§ **Aim of the exercise**:
Pick out each line containing the string "Csorna".

§ **Provided data**:
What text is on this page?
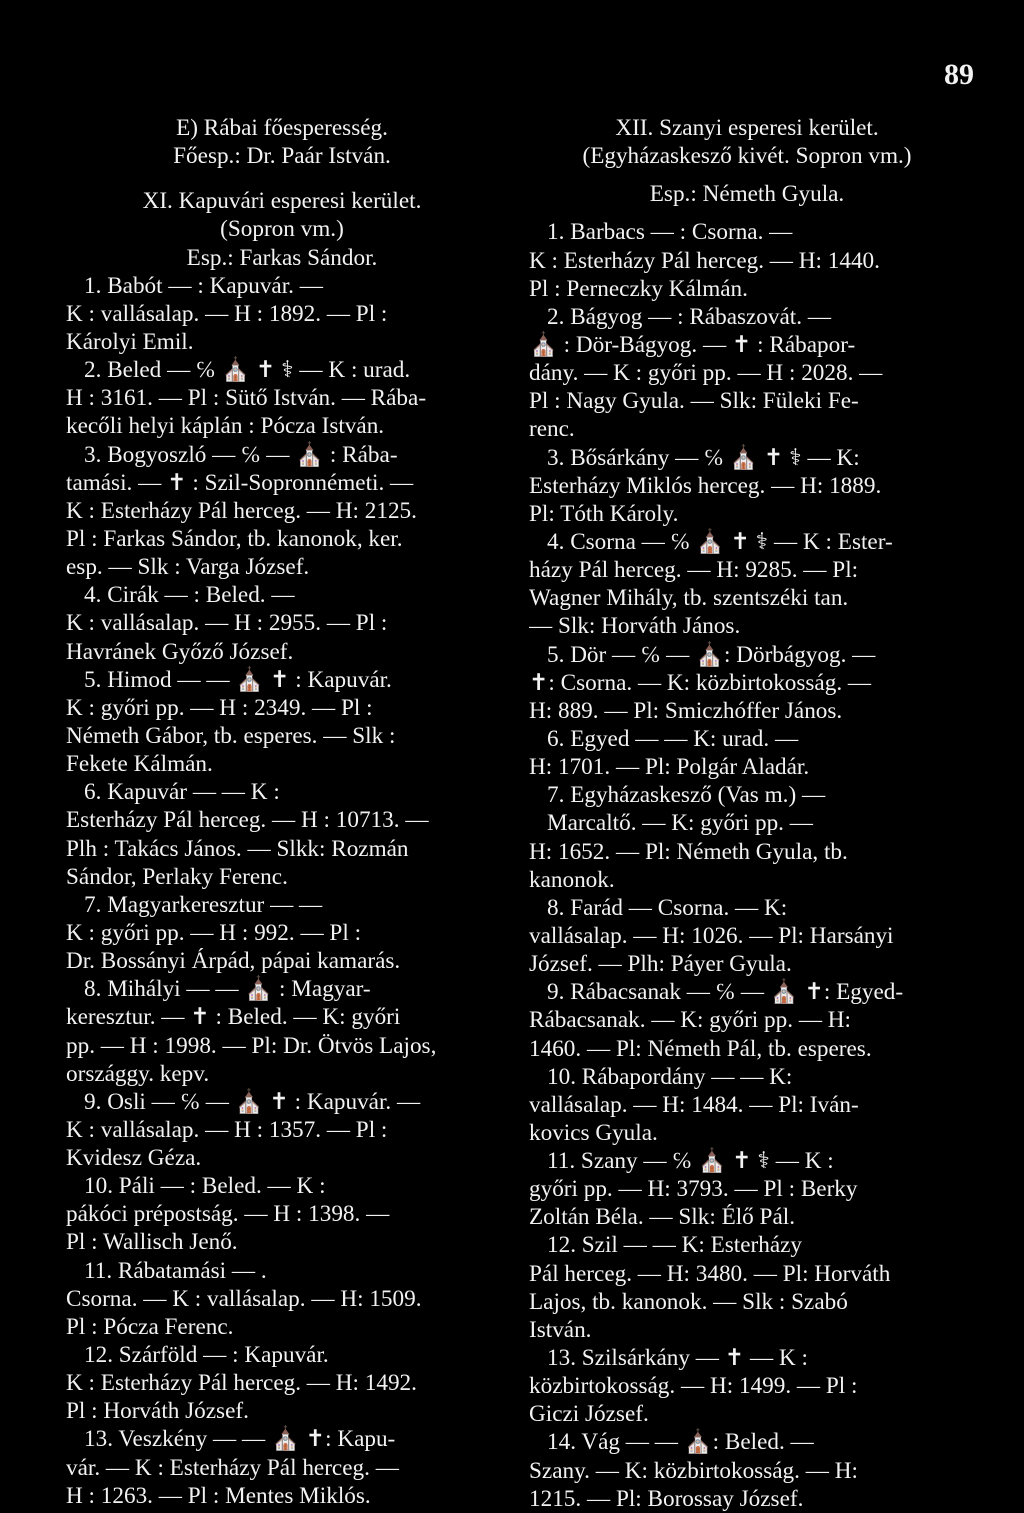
89
E) Rábai főesperesség.
Főesp.: Dr. Paár István.
XI. Kapuvári esperesi kerület.
(Sopron vm.)
Esp.: Farkas Sándor.
1. Babót — : Kapuvár. —
K : vallásalap. — H : 1892. — Pl :
Károlyi Emil.
2. Beled — ℅ ⛪ ✝ ⚕ — K : urad.
H : 3161. — Pl : Sütő István. — Rába-
kecőli helyi káplán : Pócza István.
3. Bogyoszló — ℅ — ⛪ : Rába-
tamási. — ✝ : Szil-Sopronnémeti. —
K : Esterházy Pál herceg. — H: 2125.
Pl : Farkas Sándor, tb. kanonok, ker.
esp. — Slk : Varga József.
4. Cirák — : Beled. —
K : vallásalap. — H : 2955. — Pl :
Havránek Győző József.
5. Himod — — ⛪ ✝ : Kapuvár.
K : győri pp. — H : 2349. — Pl :
Németh Gábor, tb. esperes. — Slk :
Fekete Kálmán.
6. Kapuvár — — K :
Esterházy Pál herceg. — H : 10713. —
Plh : Takács János. — Slkk: Rozmán
Sándor, Perlaky Ferenc.
7. Magyarkeresztur — —
K : győri pp. — H : 992. — Pl :
Dr. Bossányi Árpád, pápai kamarás.
8. Mihályi — — ⛪ : Magyar-
keresztur. — ✝ : Beled. — K: győri
pp. — H : 1998. — Pl: Dr. Ötvös Lajos,
országgy. kepv.
9. Osli — ℅ — ⛪ ✝ : Kapuvár. —
K : vallásalap. — H : 1357. — Pl :
Kvidesz Géza.
10. Páli — : Beled. — K :
pákóci prépostság. — H : 1398. —
Pl : Wallisch Jenő.
11. Rábatamási — .
Csorna. — K : vallásalap. — H: 1509.
Pl : Pócza Ferenc.
12. Szárföld — : Kapuvár.
K : Esterházy Pál herceg. — H: 1492.
Pl : Horváth József.
13. Veszkény — — ⛪ ✝: Kapu-
vár. — K : Esterházy Pál herceg. —
H : 1263. — Pl : Mentes Miklós.
XII. Szanyi esperesi kerület.
(Egyházaskesző kivét. Sopron vm.)
Esp.: Németh Gyula.
1. Barbacs — : Csorna. —
K : Esterházy Pál herceg. — H: 1440.
Pl : Perneczky Kálmán.
2. Bágyog — : Rábaszovát. —
⛪ : Dör-Bágyog. — ✝ : Rábapor-
dány. — K : győri pp. — H : 2028. —
Pl : Nagy Gyula. — Slk: Füleki Fe-
renc.
3. Bősárkány — ℅ ⛪ ✝ ⚕ — K:
Esterházy Miklós herceg. — H: 1889.
Pl: Tóth Károly.
4. Csorna — ℅ ⛪ ✝ ⚕ — K : Ester-
házy Pál herceg. — H: 9285. — Pl:
Wagner Mihály, tb. szentszéki tan.
— Slk: Horváth János.
5. Dör — ℅ — ⛪: Dörbágyog. —
✝: Csorna. — K: közbirtokosság. —
H: 889. — Pl: Smiczhóffer János.
6. Egyed — — K: urad. —
H: 1701. — Pl: Polgár Aladár.
7. Egyházaskesző (Vas m.) —
Marcaltő. — K: győri pp. —
H: 1652. — Pl: Németh Gyula, tb.
kanonok.
8. Farád — Csorna. — K:
vallásalap. — H: 1026. — Pl: Harsányi
József. — Plh: Páyer Gyula.
9. Rábacsanak — ℅ — ⛪ ✝: Egyed-
Rábacsanak. — K: győri pp. — H:
1460. — Pl: Németh Pál, tb. esperes.
10. Rábapordány — — K:
vallásalap. — H: 1484. — Pl: Iván-
kovics Gyula.
11. Szany — ℅ ⛪ ✝ ⚕ — K :
győri pp. — H: 3793. — Pl : Berky
Zoltán Béla. — Slk: Élő Pál.
12. Szil — — K: Esterházy
Pál herceg. — H: 3480. — Pl: Horváth
Lajos, tb. kanonok. — Slk : Szabó
István.
13. Szilsárkány — ✝ — K :
közbirtokosság. — H: 1499. — Pl :
Giczi József.
14. Vág — — ⛪: Beled. —
Szany. — K: közbirtokosság. — H:
1215. — Pl: Borossay József.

§ **Response to the task**:
Csorna. — K : vallásalap. — H: 1509.
1. Barbacs — : Csorna. —
4. Csorna — ℅ ⛪ ✝ ⚕ — K : Ester-
✝: Csorna. — K: közbirtokosság. —
8. Farád — Csorna. — K:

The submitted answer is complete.